* [Your task]:
Copy everything in the data below exactly except the pictures.

■ ■ ■ ■

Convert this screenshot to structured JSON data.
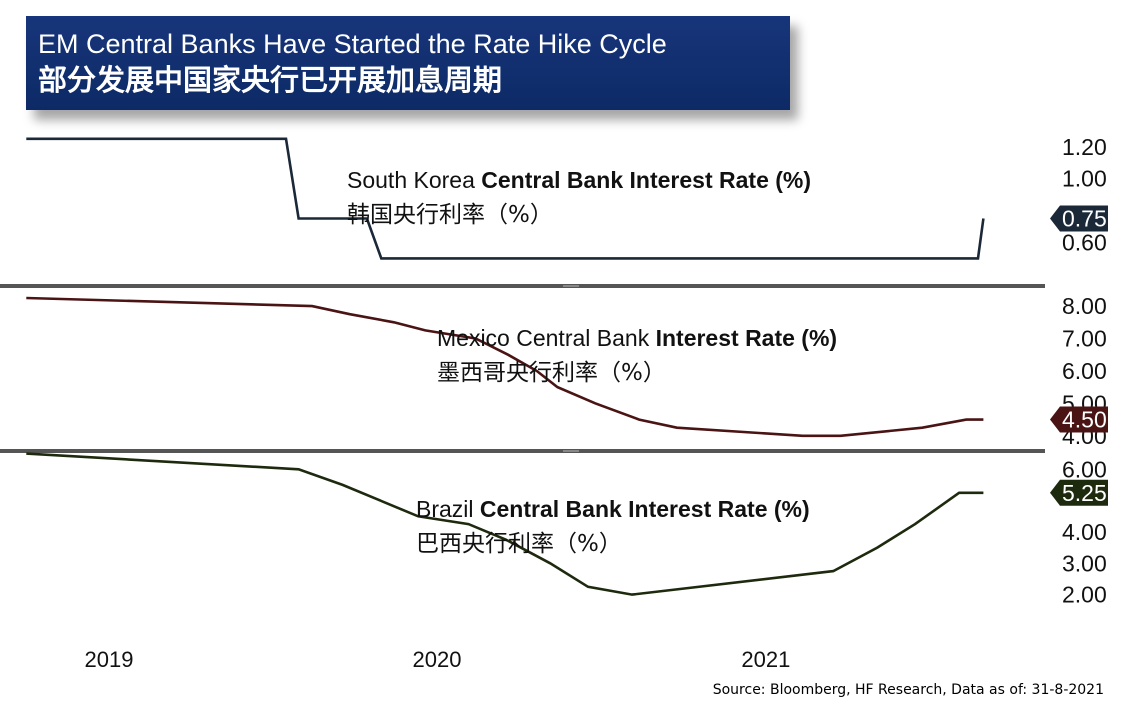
{
  "header": {
    "title_en": "EM Central Banks Have Started the Rate Hike Cycle",
    "title_zh": "部分发展中国家央行已开展加息周期"
  },
  "footer": {
    "source": "Source: Bloomberg, HF Research, Data as of: 31-8-2021"
  },
  "colors": {
    "korea": "#1a2838",
    "mexico": "#4a1414",
    "brazil": "#1e2a0e",
    "divider": "#555555"
  },
  "x_axis": {
    "ticks": [
      {
        "label": "2019",
        "date": "2019-01-01"
      },
      {
        "label": "2020",
        "date": "2020-01-01"
      },
      {
        "label": "2021",
        "date": "2021-01-01"
      }
    ]
  },
  "chart_data": [
    {
      "type": "line",
      "label_pre": "South Korea ",
      "label_bold": "Central Bank Interest Rate (%)",
      "label_zh": "韩国央行利率（%）",
      "yticks": [
        "1.20",
        "1.00",
        "0.75",
        "0.60"
      ],
      "ylim": [
        0.44,
        1.28
      ],
      "last_value_label": "0.75",
      "x": [
        "2018-10-01",
        "2019-07-17",
        "2019-07-31",
        "2019-10-15",
        "2019-10-31",
        "2020-03-16",
        "2021-08-25",
        "2021-08-31"
      ],
      "y": [
        1.25,
        1.25,
        0.75,
        0.75,
        0.5,
        0.5,
        0.5,
        0.75
      ]
    },
    {
      "type": "line",
      "label_pre": "Mexico Central Bank ",
      "label_bold": "Interest Rate (%)",
      "label_zh": "墨西哥央行利率（%）",
      "yticks": [
        "8.00",
        "7.00",
        "6.00",
        "5.00",
        "4.50",
        "4.00"
      ],
      "ylim": [
        3.9,
        8.25
      ],
      "last_value_label": "4.50",
      "x": [
        "2018-10-01",
        "2019-08-15",
        "2019-09-26",
        "2019-11-14",
        "2019-12-19",
        "2020-02-13",
        "2020-03-20",
        "2020-04-21",
        "2020-05-14",
        "2020-06-25",
        "2020-08-13",
        "2020-09-24",
        "2021-02-11",
        "2021-03-25",
        "2021-06-24",
        "2021-08-12",
        "2021-08-31"
      ],
      "y": [
        8.25,
        8.0,
        7.75,
        7.5,
        7.25,
        7.0,
        6.5,
        6.0,
        5.5,
        5.0,
        4.5,
        4.25,
        4.0,
        4.0,
        4.25,
        4.5,
        4.5
      ]
    },
    {
      "type": "line",
      "label_pre": "Brazil ",
      "label_bold": "Central Bank Interest Rate (%)",
      "label_zh": "巴西央行利率（%）",
      "yticks": [
        "6.00",
        "5.25",
        "4.00",
        "3.00",
        "2.00"
      ],
      "ylim": [
        1.7,
        6.2
      ],
      "last_value_label": "5.25",
      "x": [
        "2018-10-01",
        "2019-07-31",
        "2019-09-18",
        "2019-10-30",
        "2019-12-11",
        "2020-02-05",
        "2020-03-18",
        "2020-05-06",
        "2020-06-17",
        "2020-08-05",
        "2021-03-17",
        "2021-05-05",
        "2021-06-16",
        "2021-08-04",
        "2021-08-31"
      ],
      "y": [
        6.5,
        6.0,
        5.5,
        5.0,
        4.5,
        4.25,
        3.75,
        3.0,
        2.25,
        2.0,
        2.75,
        3.5,
        4.25,
        5.25,
        5.25
      ]
    }
  ]
}
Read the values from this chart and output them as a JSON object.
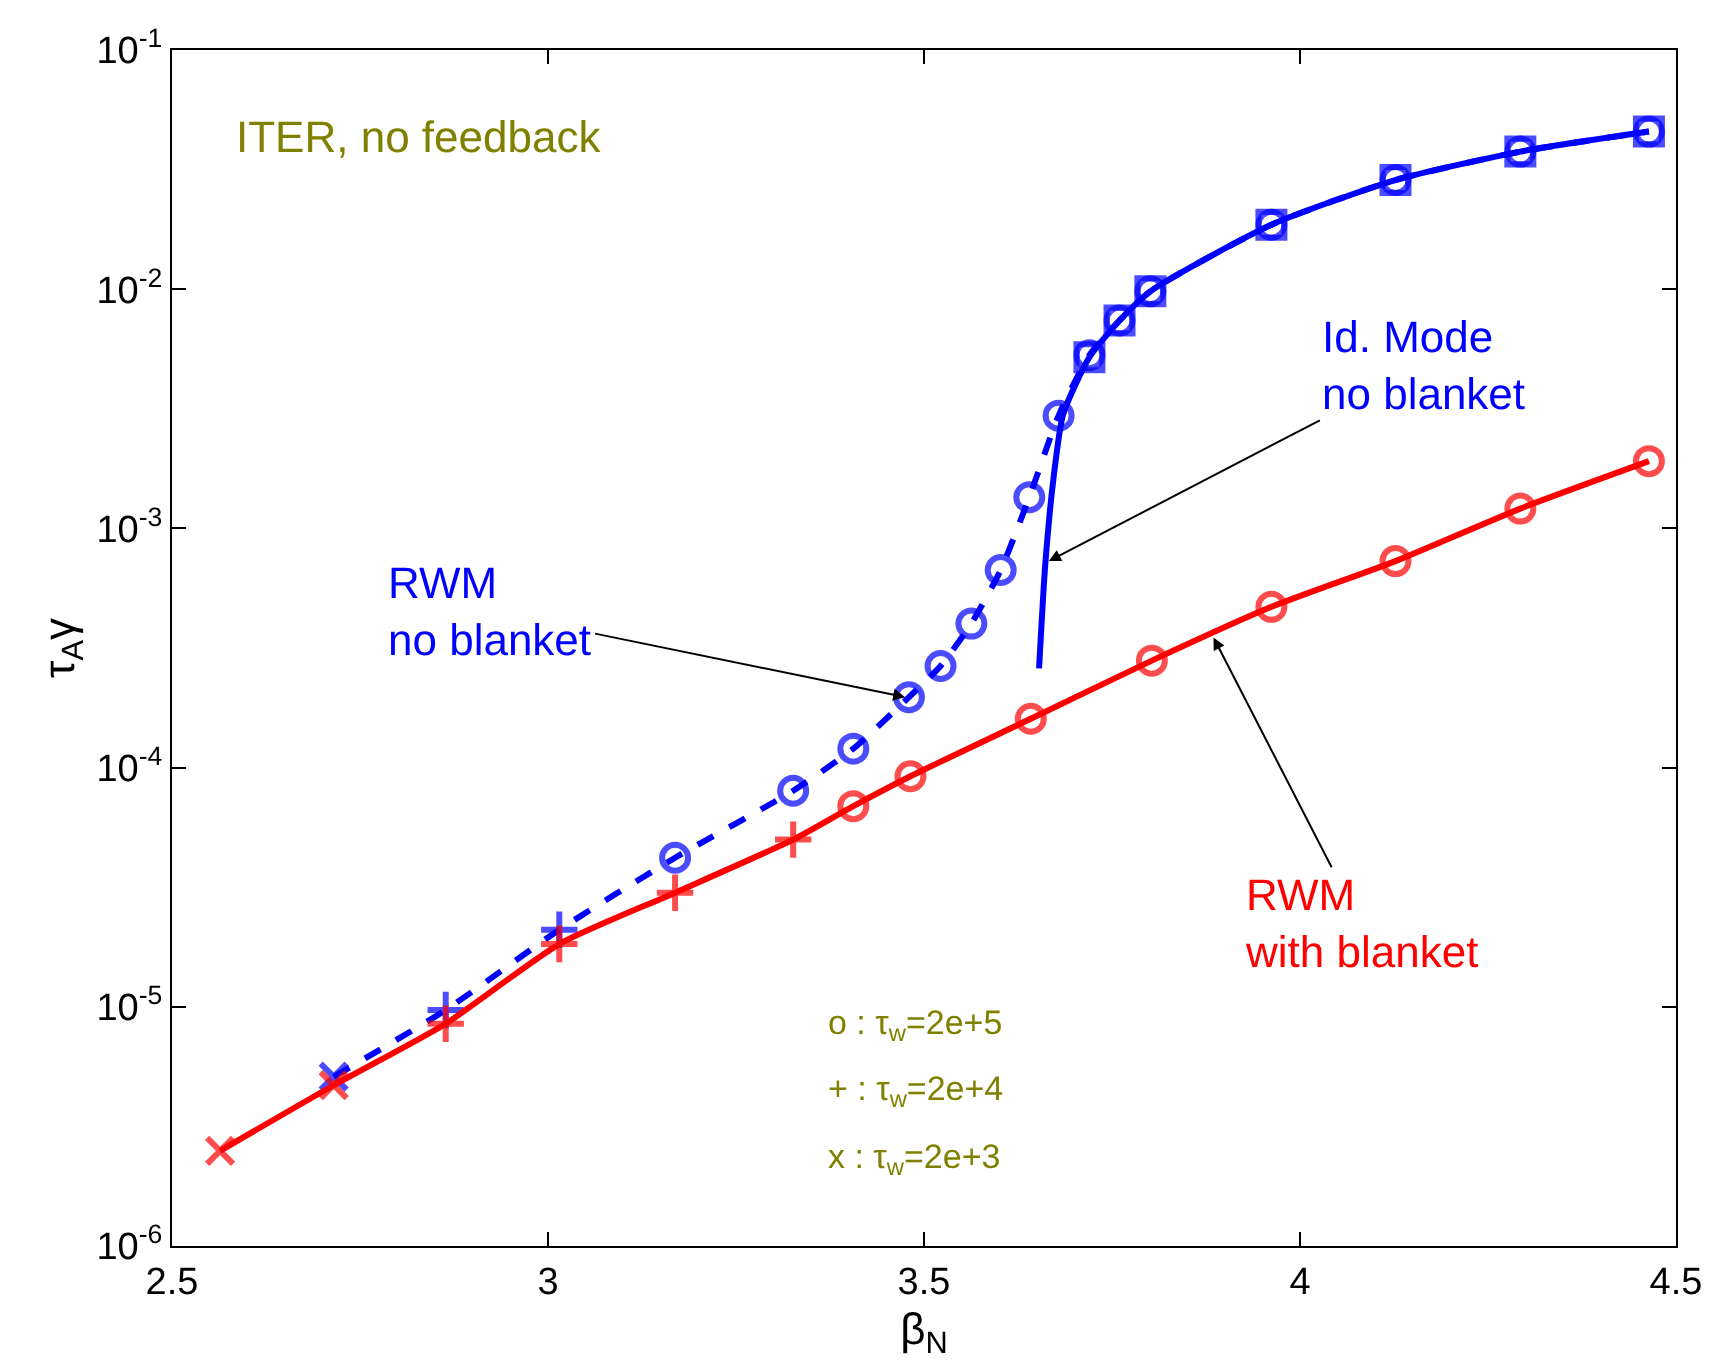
{
  "chart_data": {
    "type": "line",
    "xlabel": "β$_{N}$",
    "ylabel": "τ$_{A}$γ",
    "log": "y",
    "xlim": [
      2.5,
      4.5
    ],
    "xticks": [
      2.5,
      3,
      3.5,
      4,
      4.5
    ],
    "ylim": [
      1e-06,
      0.1
    ],
    "yticks": [
      {
        "value": 1e-06,
        "label": "10$^{-6}$"
      },
      {
        "value": 1e-05,
        "label": "10$^{-5}$"
      },
      {
        "value": 0.0001,
        "label": "10$^{-4}$"
      },
      {
        "value": 0.001,
        "label": "10$^{-3}$"
      },
      {
        "value": 0.01,
        "label": "10$^{-2}$"
      },
      {
        "value": 0.1,
        "label": "10$^{-1}$"
      }
    ],
    "series": [
      {
        "color": "#0000ff",
        "line_style": "dashed",
        "x": [
          2.715,
          2.864,
          3.015,
          3.169,
          3.326,
          3.406,
          3.48,
          3.522,
          3.563,
          3.602,
          3.64,
          3.679,
          3.72,
          3.76,
          3.801,
          3.962,
          4.127,
          4.293,
          4.464
        ],
        "values": [
          5.1e-06,
          9.7e-06,
          2.1e-05,
          4.2e-05,
          8e-05,
          0.00012,
          0.000197,
          0.000266,
          0.0004,
          0.00067,
          0.00135,
          0.00296,
          0.0053,
          0.0074,
          0.0098,
          0.0186,
          0.0286,
          0.0376,
          0.0456
        ],
        "marker": [
          "x",
          "cross",
          "cross",
          "circle",
          "circle",
          "circle",
          "circle",
          "circle",
          "circle",
          "circle",
          "circle",
          "circle",
          "circle",
          "circle",
          "circle",
          "circle",
          "circle",
          "circle",
          "circle"
        ]
      },
      {
        "color": "#0000ff",
        "line_style": "solid",
        "x": [
          3.653,
          3.661,
          3.672,
          3.685,
          3.72,
          3.76,
          3.801,
          3.962,
          4.127,
          4.293,
          4.464
        ],
        "values": [
          0.00026,
          0.00069,
          0.0016,
          0.003,
          0.0052,
          0.0074,
          0.0098,
          0.0186,
          0.0286,
          0.0376,
          0.0456
        ],
        "marker": [
          "none",
          "none",
          "none",
          "none",
          "square",
          "square",
          "square",
          "square",
          "square",
          "square",
          "square"
        ]
      },
      {
        "color": "#ff0000",
        "line_style": "solid",
        "x": [
          2.564,
          2.715,
          2.864,
          3.015,
          3.169,
          3.326,
          3.406,
          3.482,
          3.642,
          3.803,
          3.962,
          4.127,
          4.293,
          4.464
        ],
        "values": [
          2.5e-06,
          4.7e-06,
          8.5e-06,
          1.83e-05,
          3e-05,
          5e-05,
          6.9e-05,
          9.2e-05,
          0.00016,
          0.00028,
          0.00047,
          0.00073,
          0.00121,
          0.00191
        ],
        "marker": [
          "x",
          "x",
          "cross",
          "cross",
          "cross",
          "cross",
          "circle",
          "circle",
          "circle",
          "circle",
          "circle",
          "circle",
          "circle",
          "circle"
        ]
      }
    ],
    "annotations": [
      "ITER, no feedback",
      {
        "text": "RWM\nno blanket",
        "x": 3.475,
        "y": 0.000197
      },
      {
        "text": "Id. Mode\nno blanket",
        "x": 3.666,
        "y": 0.00073
      },
      {
        "text": "RWM\nwith blanket",
        "x": 3.885,
        "y": 0.00035
      },
      "o : τ$_{w}$=2e+5",
      "+ : τ$_{w}$=2e+4",
      "x : τ$_{w}$=2e+3"
    ]
  }
}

■ ■ ■ ■

* [Result of the exercise]:
Convert this screenshot to structured JSON data.
{
  "header": {
    "title_en": "EM Central Banks Have Started the Rate Hike Cycle",
    "title_zh": "部分发展中国家央行已开展加息周期"
  },
  "footer": {
    "source": "Source: Bloomberg, HF Research, Data as of: 31-8-2021"
  },
  "colors": {
    "korea": "#1a2838",
    "mexico": "#4a1414",
    "brazil": "#1e2a0e",
    "divider": "#555555"
  },
  "x_axis": {
    "ticks": [
      {
        "label": "2019",
        "date": "2019-01-01"
      },
      {
        "label": "2020",
        "date": "2020-01-01"
      },
      {
        "label": "2021",
        "date": "2021-01-01"
      }
    ]
  },
  "chart_data": [
    {
      "type": "line",
      "label_pre": "South Korea ",
      "label_bold": "Central Bank Interest Rate (%)",
      "label_zh": "韩国央行利率（%）",
      "yticks": [
        "1.20",
        "1.00",
        "0.75",
        "0.60"
      ],
      "ylim": [
        0.44,
        1.28
      ],
      "last_value_label": "0.75",
      "x": [
        "2018-10-01",
        "2019-07-17",
        "2019-07-31",
        "2019-10-15",
        "2019-10-31",
        "2020-03-16",
        "2021-08-25",
        "2021-08-31"
      ],
      "y": [
        1.25,
        1.25,
        0.75,
        0.75,
        0.5,
        0.5,
        0.5,
        0.75
      ]
    },
    {
      "type": "line",
      "label_pre": "Mexico Central Bank ",
      "label_bold": "Interest Rate (%)",
      "label_zh": "墨西哥央行利率（%）",
      "yticks": [
        "8.00",
        "7.00",
        "6.00",
        "5.00",
        "4.50",
        "4.00"
      ],
      "ylim": [
        3.9,
        8.25
      ],
      "last_value_label": "4.50",
      "x": [
        "2018-10-01",
        "2019-08-15",
        "2019-09-26",
        "2019-11-14",
        "2019-12-19",
        "2020-02-13",
        "2020-03-20",
        "2020-04-21",
        "2020-05-14",
        "2020-06-25",
        "2020-08-13",
        "2020-09-24",
        "2021-02-11",
        "2021-03-25",
        "2021-06-24",
        "2021-08-12",
        "2021-08-31"
      ],
      "y": [
        8.25,
        8.0,
        7.75,
        7.5,
        7.25,
        7.0,
        6.5,
        6.0,
        5.5,
        5.0,
        4.5,
        4.25,
        4.0,
        4.0,
        4.25,
        4.5,
        4.5
      ]
    },
    {
      "type": "line",
      "label_pre": "Brazil ",
      "label_bold": "Central Bank Interest Rate (%)",
      "label_zh": "巴西央行利率（%）",
      "yticks": [
        "6.00",
        "5.25",
        "4.00",
        "3.00",
        "2.00"
      ],
      "ylim": [
        1.7,
        6.2
      ],
      "last_value_label": "5.25",
      "x": [
        "2018-10-01",
        "2019-07-31",
        "2019-09-18",
        "2019-10-30",
        "2019-12-11",
        "2020-02-05",
        "2020-03-18",
        "2020-05-06",
        "2020-06-17",
        "2020-08-05",
        "2021-03-17",
        "2021-05-05",
        "2021-06-16",
        "2021-08-04",
        "2021-08-31"
      ],
      "y": [
        6.5,
        6.0,
        5.5,
        5.0,
        4.5,
        4.25,
        3.75,
        3.0,
        2.25,
        2.0,
        2.75,
        3.5,
        4.25,
        5.25,
        5.25
      ]
    }
  ]
}
Read the values from this chart and output them as a JSON object.
{
  "chart_data": {
    "type": "line",
    "xlabel": "β$_{N}$",
    "ylabel": "τ$_{A}$γ",
    "log": "y",
    "xlim": [
      2.5,
      4.5
    ],
    "xticks": [
      2.5,
      3,
      3.5,
      4,
      4.5
    ],
    "ylim": [
      1e-06,
      0.1
    ],
    "yticks": [
      {
        "value": 1e-06,
        "label": "10$^{-6}$"
      },
      {
        "value": 1e-05,
        "label": "10$^{-5}$"
      },
      {
        "value": 0.0001,
        "label": "10$^{-4}$"
      },
      {
        "value": 0.001,
        "label": "10$^{-3}$"
      },
      {
        "value": 0.01,
        "label": "10$^{-2}$"
      },
      {
        "value": 0.1,
        "label": "10$^{-1}$"
      }
    ],
    "series": [
      {
        "color": "#0000ff",
        "line_style": "dashed",
        "x": [
          2.715,
          2.864,
          3.015,
          3.169,
          3.326,
          3.406,
          3.48,
          3.522,
          3.563,
          3.602,
          3.64,
          3.679,
          3.72,
          3.76,
          3.801,
          3.962,
          4.127,
          4.293,
          4.464
        ],
        "values": [
          5.1e-06,
          9.7e-06,
          2.1e-05,
          4.2e-05,
          8e-05,
          0.00012,
          0.000197,
          0.000266,
          0.0004,
          0.00067,
          0.00135,
          0.00296,
          0.0053,
          0.0074,
          0.0098,
          0.0186,
          0.0286,
          0.0376,
          0.0456
        ],
        "marker": [
          "x",
          "cross",
          "cross",
          "circle",
          "circle",
          "circle",
          "circle",
          "circle",
          "circle",
          "circle",
          "circle",
          "circle",
          "circle",
          "circle",
          "circle",
          "circle",
          "circle",
          "circle",
          "circle"
        ]
      },
      {
        "color": "#0000ff",
        "line_style": "solid",
        "x": [
          3.653,
          3.661,
          3.672,
          3.685,
          3.72,
          3.76,
          3.801,
          3.962,
          4.127,
          4.293,
          4.464
        ],
        "values": [
          0.00026,
          0.00069,
          0.0016,
          0.003,
          0.0052,
          0.0074,
          0.0098,
          0.0186,
          0.0286,
          0.0376,
          0.0456
        ],
        "marker": [
          "none",
          "none",
          "none",
          "none",
          "square",
          "square",
          "square",
          "square",
          "square",
          "square",
          "square"
        ]
      },
      {
        "color": "#ff0000",
        "line_style": "solid",
        "x": [
          2.564,
          2.715,
          2.864,
          3.015,
          3.169,
          3.326,
          3.406,
          3.482,
          3.642,
          3.803,
          3.962,
          4.127,
          4.293,
          4.464
        ],
        "values": [
          2.5e-06,
          4.7e-06,
          8.5e-06,
          1.83e-05,
          3e-05,
          5e-05,
          6.9e-05,
          9.2e-05,
          0.00016,
          0.00028,
          0.00047,
          0.00073,
          0.00121,
          0.00191
        ],
        "marker": [
          "x",
          "x",
          "cross",
          "cross",
          "cross",
          "cross",
          "circle",
          "circle",
          "circle",
          "circle",
          "circle",
          "circle",
          "circle",
          "circle"
        ]
      }
    ],
    "annotations": [
      "ITER, no feedback",
      {
        "text": "RWM\nno blanket",
        "x": 3.475,
        "y": 0.000197
      },
      {
        "text": "Id. Mode\nno blanket",
        "x": 3.666,
        "y": 0.00073
      },
      {
        "text": "RWM\nwith blanket",
        "x": 3.885,
        "y": 0.00035
      },
      "o : τ$_{w}$=2e+5",
      "+ : τ$_{w}$=2e+4",
      "x : τ$_{w}$=2e+3"
    ]
  }
}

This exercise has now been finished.